**YOUR OBJECTIVE**
Write the data out again in full, with no departure from the original.

**INFORMATION SHOWN**
* BEGIN *

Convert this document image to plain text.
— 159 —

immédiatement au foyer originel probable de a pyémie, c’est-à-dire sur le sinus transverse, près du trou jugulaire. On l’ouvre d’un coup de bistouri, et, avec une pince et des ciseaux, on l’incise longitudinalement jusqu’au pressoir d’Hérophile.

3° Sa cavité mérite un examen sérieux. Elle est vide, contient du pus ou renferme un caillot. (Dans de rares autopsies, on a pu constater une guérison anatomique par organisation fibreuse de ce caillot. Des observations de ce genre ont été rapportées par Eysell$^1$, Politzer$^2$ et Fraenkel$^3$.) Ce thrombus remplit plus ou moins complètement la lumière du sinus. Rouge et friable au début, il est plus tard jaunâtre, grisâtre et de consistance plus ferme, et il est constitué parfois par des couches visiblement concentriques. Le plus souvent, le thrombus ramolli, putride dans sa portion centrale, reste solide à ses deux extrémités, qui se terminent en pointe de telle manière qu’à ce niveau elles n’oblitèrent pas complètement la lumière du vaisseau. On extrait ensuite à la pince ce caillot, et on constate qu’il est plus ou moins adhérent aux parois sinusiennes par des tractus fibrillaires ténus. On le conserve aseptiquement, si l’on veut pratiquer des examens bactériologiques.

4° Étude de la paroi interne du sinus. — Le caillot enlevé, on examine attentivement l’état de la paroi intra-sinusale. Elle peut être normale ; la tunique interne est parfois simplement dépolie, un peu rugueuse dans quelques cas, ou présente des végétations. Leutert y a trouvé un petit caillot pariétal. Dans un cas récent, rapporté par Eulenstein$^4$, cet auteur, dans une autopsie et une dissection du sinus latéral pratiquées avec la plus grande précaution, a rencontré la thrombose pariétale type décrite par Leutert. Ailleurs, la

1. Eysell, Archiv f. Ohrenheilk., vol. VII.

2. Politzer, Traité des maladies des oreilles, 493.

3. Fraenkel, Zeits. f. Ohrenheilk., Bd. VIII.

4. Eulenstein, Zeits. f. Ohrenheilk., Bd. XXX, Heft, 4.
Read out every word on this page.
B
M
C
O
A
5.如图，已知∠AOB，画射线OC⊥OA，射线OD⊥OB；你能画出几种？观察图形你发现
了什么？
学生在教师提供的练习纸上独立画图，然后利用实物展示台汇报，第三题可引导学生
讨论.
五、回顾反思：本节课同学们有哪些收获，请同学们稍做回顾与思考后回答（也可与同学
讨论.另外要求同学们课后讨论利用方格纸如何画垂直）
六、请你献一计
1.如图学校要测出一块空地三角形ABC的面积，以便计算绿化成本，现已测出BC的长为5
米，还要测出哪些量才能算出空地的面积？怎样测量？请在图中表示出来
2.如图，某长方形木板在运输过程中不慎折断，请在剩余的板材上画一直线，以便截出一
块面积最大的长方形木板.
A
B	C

* END *

**TASK SOLUTION**
Convert this document image to plain text.
— 159 —

immédiatement au foyer originel probable de a pyémie, c’est-à-dire sur le sinus transverse, près du trou jugulaire. On l’ouvre d’un coup de bistouri, et, avec une pince et des ciseaux, on l’incise longitudinalement jusqu’au pressoir d’Hérophile.

3° Sa cavité mérite un examen sérieux. Elle est vide, contient du pus ou renferme un caillot. (Dans de rares autopsies, on a pu constater une guérison anatomique par organisation fibreuse de ce caillot. Des observations de ce genre ont été rapportées par Eysell$^1$, Politzer$^2$ et Fraenkel$^3$.) Ce thrombus remplit plus ou moins complètement la lumière du sinus. Rouge et friable au début, il est plus tard jaunâtre, grisâtre et de consistance plus ferme, et il est constitué parfois par des couches visiblement concentriques. Le plus souvent, le thrombus ramolli, putride dans sa portion centrale, reste solide à ses deux extrémités, qui se terminent en pointe de telle manière qu’à ce niveau elles n’oblitèrent pas complètement la lumière du vaisseau. On extrait ensuite à la pince ce caillot, et on constate qu’il est plus ou moins adhérent aux parois sinusiennes par des tractus fibrillaires ténus. On le conserve aseptiquement, si l’on veut pratiquer des examens bactériologiques.

4° Étude de la paroi interne du sinus. — Le caillot enlevé, on examine attentivement l’état de la paroi intra-sinusale. Elle peut être normale ; la tunique interne est parfois simplement dépolie, un peu rugueuse dans quelques cas, ou présente des végétations. Leutert y a trouvé un petit caillot pariétal. Dans un cas récent, rapporté par Eulenstein$^4$, cet auteur, dans une autopsie et une dissection du sinus latéral pratiquées avec la plus grande précaution, a rencontré la thrombose pariétale type décrite par Leutert. Ailleurs, la

1. Eysell, Archiv f. Ohrenheilk., vol. VII.

2. Politzer, Traité des maladies des oreilles, 493.

3. Fraenkel, Zeits. f. Ohrenheilk., Bd. VIII.

4. Eulenstein, Zeits. f. Ohrenheilk., Bd. XXX, Heft, 4.
Read out every word on this page.
B
M
C
O
A
5.如图，已知∠AOB，画射线OC⊥OA，射线OD⊥OB；你能画出几种？观察图形你发现
了什么？
学生在教师提供的练习纸上独立画图，然后利用实物展示台汇报，第三题可引导学生
讨论.
五、回顾反思：本节课同学们有哪些收获，请同学们稍做回顾与思考后回答（也可与同学
讨论.另外要求同学们课后讨论利用方格纸如何画垂直）
六、请你献一计
1.如图学校要测出一块空地三角形ABC的面积，以便计算绿化成本，现已测出BC的长为5
米，还要测出哪些量才能算出空地的面积？怎样测量？请在图中表示出来
2.如图，某长方形木板在运输过程中不慎折断，请在剩余的板材上画一直线，以便截出一
块面积最大的长方形木板.
A
B	C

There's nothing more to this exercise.